### REQUIRED WORK:
Without omitting anything, retype the data that follows.

Dataset items
————

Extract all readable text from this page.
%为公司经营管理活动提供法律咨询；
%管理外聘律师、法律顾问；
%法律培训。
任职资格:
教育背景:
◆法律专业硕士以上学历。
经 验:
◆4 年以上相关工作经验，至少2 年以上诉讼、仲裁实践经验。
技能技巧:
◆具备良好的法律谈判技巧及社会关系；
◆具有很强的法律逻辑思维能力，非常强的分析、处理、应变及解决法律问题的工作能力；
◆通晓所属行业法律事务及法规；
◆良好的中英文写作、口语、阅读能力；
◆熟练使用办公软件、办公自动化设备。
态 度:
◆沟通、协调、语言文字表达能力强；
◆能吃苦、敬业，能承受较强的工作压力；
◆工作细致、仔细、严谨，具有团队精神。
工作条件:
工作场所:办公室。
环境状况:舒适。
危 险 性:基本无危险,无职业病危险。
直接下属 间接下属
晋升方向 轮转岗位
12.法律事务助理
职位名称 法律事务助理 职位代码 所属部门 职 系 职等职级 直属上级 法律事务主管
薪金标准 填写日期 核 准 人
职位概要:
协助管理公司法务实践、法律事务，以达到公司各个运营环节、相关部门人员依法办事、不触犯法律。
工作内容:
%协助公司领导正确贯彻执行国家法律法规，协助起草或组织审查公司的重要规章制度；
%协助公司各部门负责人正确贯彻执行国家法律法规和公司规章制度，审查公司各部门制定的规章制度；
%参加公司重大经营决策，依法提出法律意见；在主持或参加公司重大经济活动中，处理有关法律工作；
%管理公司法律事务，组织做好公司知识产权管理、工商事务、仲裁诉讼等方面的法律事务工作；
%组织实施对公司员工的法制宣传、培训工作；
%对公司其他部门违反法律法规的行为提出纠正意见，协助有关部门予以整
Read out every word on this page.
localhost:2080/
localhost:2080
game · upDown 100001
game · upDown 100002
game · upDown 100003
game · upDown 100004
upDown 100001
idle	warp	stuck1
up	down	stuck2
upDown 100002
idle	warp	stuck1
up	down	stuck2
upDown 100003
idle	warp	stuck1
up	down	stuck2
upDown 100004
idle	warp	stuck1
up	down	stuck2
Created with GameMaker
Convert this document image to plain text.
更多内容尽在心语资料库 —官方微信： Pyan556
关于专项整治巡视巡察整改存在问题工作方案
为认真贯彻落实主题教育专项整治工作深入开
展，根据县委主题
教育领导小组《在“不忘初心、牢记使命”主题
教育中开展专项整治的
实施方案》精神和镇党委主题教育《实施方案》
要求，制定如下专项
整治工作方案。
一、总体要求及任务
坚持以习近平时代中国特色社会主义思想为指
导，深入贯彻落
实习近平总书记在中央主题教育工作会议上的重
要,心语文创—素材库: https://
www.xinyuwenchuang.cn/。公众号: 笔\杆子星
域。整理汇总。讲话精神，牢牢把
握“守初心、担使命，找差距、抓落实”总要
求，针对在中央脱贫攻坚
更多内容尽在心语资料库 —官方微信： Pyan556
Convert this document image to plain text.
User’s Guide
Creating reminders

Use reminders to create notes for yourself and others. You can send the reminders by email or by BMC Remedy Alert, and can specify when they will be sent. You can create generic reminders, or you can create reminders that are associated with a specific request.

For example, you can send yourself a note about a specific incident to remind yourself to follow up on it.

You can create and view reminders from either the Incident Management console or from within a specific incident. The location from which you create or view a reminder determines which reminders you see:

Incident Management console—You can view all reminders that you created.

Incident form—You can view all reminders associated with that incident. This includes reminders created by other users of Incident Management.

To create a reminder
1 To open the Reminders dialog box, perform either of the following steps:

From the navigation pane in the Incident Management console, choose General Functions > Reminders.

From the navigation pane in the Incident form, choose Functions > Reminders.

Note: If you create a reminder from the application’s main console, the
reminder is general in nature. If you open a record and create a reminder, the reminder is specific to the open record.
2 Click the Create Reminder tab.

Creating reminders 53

————

### RESULT FOR THIS TASK:
Extract all readable text from this page.
%为公司经营管理活动提供法律咨询；
%管理外聘律师、法律顾问；
%法律培训。
任职资格:
教育背景:
◆法律专业硕士以上学历。
经 验:
◆4 年以上相关工作经验，至少2 年以上诉讼、仲裁实践经验。
技能技巧:
◆具备良好的法律谈判技巧及社会关系；
◆具有很强的法律逻辑思维能力，非常强的分析、处理、应变及解决法律问题的工作能力；
◆通晓所属行业法律事务及法规；
◆良好的中英文写作、口语、阅读能力；
◆熟练使用办公软件、办公自动化设备。
态 度:
◆沟通、协调、语言文字表达能力强；
◆能吃苦、敬业，能承受较强的工作压力；
◆工作细致、仔细、严谨，具有团队精神。
工作条件:
工作场所:办公室。
环境状况:舒适。
危 险 性:基本无危险,无职业病危险。
直接下属 间接下属
晋升方向 轮转岗位
12.法律事务助理
职位名称 法律事务助理 职位代码 所属部门 职 系 职等职级 直属上级 法律事务主管
薪金标准 填写日期 核 准 人
职位概要:
协助管理公司法务实践、法律事务，以达到公司各个运营环节、相关部门人员依法办事、不触犯法律。
工作内容:
%协助公司领导正确贯彻执行国家法律法规，协助起草或组织审查公司的重要规章制度；
%协助公司各部门负责人正确贯彻执行国家法律法规和公司规章制度，审查公司各部门制定的规章制度；
%参加公司重大经营决策，依法提出法律意见；在主持或参加公司重大经济活动中，处理有关法律工作；
%管理公司法律事务，组织做好公司知识产权管理、工商事务、仲裁诉讼等方面的法律事务工作；
%组织实施对公司员工的法制宣传、培训工作；
%对公司其他部门违反法律法规的行为提出纠正意见，协助有关部门予以整
Read out every word on this page.
localhost:2080/
localhost:2080
game · upDown 100001
game · upDown 100002
game · upDown 100003
game · upDown 100004
upDown 100001
idle	warp	stuck1
up	down	stuck2
upDown 100002
idle	warp	stuck1
up	down	stuck2
upDown 100003
idle	warp	stuck1
up	down	stuck2
upDown 100004
idle	warp	stuck1
up	down	stuck2
Created with GameMaker
Convert this document image to plain text.
更多内容尽在心语资料库 —官方微信： Pyan556
关于专项整治巡视巡察整改存在问题工作方案
为认真贯彻落实主题教育专项整治工作深入开
展，根据县委主题
教育领导小组《在“不忘初心、牢记使命”主题
教育中开展专项整治的
实施方案》精神和镇党委主题教育《实施方案》
要求，制定如下专项
整治工作方案。
一、总体要求及任务
坚持以习近平时代中国特色社会主义思想为指
导，深入贯彻落
实习近平总书记在中央主题教育工作会议上的重
要,心语文创—素材库: https://
www.xinyuwenchuang.cn/。公众号: 笔\杆子星
域。整理汇总。讲话精神，牢牢把
握“守初心、担使命，找差距、抓落实”总要
求，针对在中央脱贫攻坚
更多内容尽在心语资料库 —官方微信： Pyan556
Convert this document image to plain text.
User’s Guide
Creating reminders

Use reminders to create notes for yourself and others. You can send the reminders by email or by BMC Remedy Alert, and can specify when they will be sent. You can create generic reminders, or you can create reminders that are associated with a specific request.

For example, you can send yourself a note about a specific incident to remind yourself to follow up on it.

You can create and view reminders from either the Incident Management console or from within a specific incident. The location from which you create or view a reminder determines which reminders you see:

Incident Management console—You can view all reminders that you created.

Incident form—You can view all reminders associated with that incident. This includes reminders created by other users of Incident Management.

To create a reminder
1 To open the Reminders dialog box, perform either of the following steps:

From the navigation pane in the Incident Management console, choose General Functions > Reminders.

From the navigation pane in the Incident form, choose Functions > Reminders.

Note: If you create a reminder from the application’s main console, the
reminder is general in nature. If you open a record and create a reminder, the reminder is specific to the open record.
2 Click the Create Reminder tab.

Creating reminders 53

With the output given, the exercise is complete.